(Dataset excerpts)
— Begin —

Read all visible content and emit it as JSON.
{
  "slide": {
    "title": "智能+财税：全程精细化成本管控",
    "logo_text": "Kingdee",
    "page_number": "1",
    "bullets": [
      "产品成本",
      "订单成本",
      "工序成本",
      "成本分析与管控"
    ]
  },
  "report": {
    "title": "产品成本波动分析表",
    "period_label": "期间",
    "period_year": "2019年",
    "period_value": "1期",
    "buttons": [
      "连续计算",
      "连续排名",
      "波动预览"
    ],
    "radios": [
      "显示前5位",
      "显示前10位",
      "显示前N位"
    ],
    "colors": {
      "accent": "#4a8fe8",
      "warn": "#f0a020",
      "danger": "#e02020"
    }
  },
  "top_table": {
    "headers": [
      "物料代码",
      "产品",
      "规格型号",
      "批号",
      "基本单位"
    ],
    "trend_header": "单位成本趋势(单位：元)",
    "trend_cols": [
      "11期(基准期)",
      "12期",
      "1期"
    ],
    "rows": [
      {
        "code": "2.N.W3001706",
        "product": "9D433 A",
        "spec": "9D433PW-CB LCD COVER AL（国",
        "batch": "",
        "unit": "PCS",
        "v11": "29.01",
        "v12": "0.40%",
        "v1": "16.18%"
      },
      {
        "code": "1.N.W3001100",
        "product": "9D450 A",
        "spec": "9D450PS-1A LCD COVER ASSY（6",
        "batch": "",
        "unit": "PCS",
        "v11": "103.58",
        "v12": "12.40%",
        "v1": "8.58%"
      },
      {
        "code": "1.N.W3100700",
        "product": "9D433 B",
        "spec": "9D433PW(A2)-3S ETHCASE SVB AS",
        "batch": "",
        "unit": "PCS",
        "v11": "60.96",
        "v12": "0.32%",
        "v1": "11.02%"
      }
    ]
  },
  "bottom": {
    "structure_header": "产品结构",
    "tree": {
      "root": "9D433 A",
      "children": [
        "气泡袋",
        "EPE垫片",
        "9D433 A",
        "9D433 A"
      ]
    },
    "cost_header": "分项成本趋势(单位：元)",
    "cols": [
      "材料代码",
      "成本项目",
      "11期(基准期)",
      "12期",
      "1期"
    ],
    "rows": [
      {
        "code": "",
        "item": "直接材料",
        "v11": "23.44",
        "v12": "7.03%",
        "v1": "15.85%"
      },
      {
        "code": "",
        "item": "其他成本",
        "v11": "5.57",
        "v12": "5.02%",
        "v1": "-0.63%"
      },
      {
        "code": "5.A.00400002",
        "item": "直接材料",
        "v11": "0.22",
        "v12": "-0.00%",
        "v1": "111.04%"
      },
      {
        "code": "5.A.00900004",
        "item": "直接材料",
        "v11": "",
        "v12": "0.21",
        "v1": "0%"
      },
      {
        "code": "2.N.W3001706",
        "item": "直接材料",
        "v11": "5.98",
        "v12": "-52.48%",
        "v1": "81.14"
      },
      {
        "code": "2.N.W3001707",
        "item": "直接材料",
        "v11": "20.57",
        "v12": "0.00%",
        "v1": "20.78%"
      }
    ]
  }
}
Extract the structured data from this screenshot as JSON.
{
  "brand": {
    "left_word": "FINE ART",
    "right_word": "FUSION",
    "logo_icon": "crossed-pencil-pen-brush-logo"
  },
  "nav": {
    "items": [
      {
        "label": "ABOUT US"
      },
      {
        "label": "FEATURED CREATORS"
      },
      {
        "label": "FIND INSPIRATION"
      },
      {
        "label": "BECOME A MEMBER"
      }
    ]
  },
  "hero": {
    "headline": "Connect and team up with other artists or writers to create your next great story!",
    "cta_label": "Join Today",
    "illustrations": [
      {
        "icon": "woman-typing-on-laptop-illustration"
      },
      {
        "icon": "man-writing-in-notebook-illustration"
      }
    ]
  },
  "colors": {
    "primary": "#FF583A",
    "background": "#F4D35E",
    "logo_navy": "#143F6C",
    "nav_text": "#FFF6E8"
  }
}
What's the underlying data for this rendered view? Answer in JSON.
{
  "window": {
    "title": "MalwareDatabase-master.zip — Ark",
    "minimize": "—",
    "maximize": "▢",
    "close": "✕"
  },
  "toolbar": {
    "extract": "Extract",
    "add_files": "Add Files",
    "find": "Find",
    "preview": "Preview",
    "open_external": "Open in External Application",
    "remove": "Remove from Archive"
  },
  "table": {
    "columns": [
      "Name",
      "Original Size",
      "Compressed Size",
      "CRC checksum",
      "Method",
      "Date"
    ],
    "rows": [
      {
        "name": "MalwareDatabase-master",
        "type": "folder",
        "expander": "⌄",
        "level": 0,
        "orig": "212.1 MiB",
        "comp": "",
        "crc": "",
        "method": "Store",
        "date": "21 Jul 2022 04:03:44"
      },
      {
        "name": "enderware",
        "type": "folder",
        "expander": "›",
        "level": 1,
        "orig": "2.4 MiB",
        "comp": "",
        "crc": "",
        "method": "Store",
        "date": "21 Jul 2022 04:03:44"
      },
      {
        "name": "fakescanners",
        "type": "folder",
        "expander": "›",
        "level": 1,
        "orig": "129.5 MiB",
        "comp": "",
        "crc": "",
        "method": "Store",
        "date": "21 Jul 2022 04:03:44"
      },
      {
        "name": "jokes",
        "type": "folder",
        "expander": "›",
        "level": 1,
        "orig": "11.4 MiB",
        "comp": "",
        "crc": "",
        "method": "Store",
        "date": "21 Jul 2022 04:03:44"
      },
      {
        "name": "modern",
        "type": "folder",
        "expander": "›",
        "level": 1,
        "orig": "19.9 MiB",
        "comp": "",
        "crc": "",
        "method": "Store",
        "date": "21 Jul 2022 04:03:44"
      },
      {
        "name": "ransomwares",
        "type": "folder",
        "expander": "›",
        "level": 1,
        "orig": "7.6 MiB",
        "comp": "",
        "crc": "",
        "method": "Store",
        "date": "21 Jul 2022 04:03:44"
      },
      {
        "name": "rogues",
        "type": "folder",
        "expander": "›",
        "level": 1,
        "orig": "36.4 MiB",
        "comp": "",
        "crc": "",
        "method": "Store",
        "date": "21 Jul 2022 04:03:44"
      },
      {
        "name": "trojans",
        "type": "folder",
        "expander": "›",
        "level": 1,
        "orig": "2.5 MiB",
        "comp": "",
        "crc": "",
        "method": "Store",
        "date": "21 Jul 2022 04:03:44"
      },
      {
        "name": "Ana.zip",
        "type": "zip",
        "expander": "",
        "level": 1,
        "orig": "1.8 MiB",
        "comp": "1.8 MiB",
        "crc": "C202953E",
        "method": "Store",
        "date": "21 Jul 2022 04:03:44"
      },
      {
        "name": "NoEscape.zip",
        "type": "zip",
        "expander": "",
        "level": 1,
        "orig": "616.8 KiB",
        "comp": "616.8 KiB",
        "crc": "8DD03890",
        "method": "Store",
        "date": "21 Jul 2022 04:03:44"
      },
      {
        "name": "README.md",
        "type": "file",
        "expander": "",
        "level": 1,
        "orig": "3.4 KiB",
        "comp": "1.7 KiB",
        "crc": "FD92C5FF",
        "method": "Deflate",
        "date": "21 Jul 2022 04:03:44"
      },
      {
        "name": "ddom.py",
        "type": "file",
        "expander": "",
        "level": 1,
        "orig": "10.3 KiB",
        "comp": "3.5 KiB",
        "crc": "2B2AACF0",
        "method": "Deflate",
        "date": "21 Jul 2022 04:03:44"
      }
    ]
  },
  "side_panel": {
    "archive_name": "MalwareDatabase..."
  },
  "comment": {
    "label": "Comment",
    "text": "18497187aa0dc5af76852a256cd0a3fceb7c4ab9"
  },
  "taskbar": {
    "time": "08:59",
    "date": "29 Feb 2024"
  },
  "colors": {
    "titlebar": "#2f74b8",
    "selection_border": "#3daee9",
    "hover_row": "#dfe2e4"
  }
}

— End —

__Task instructions__
Pull out each line of the records holding the string "Extract".

__Full response__
Extract the structured data from this screenshot as JSON.
    "extract": "Extract",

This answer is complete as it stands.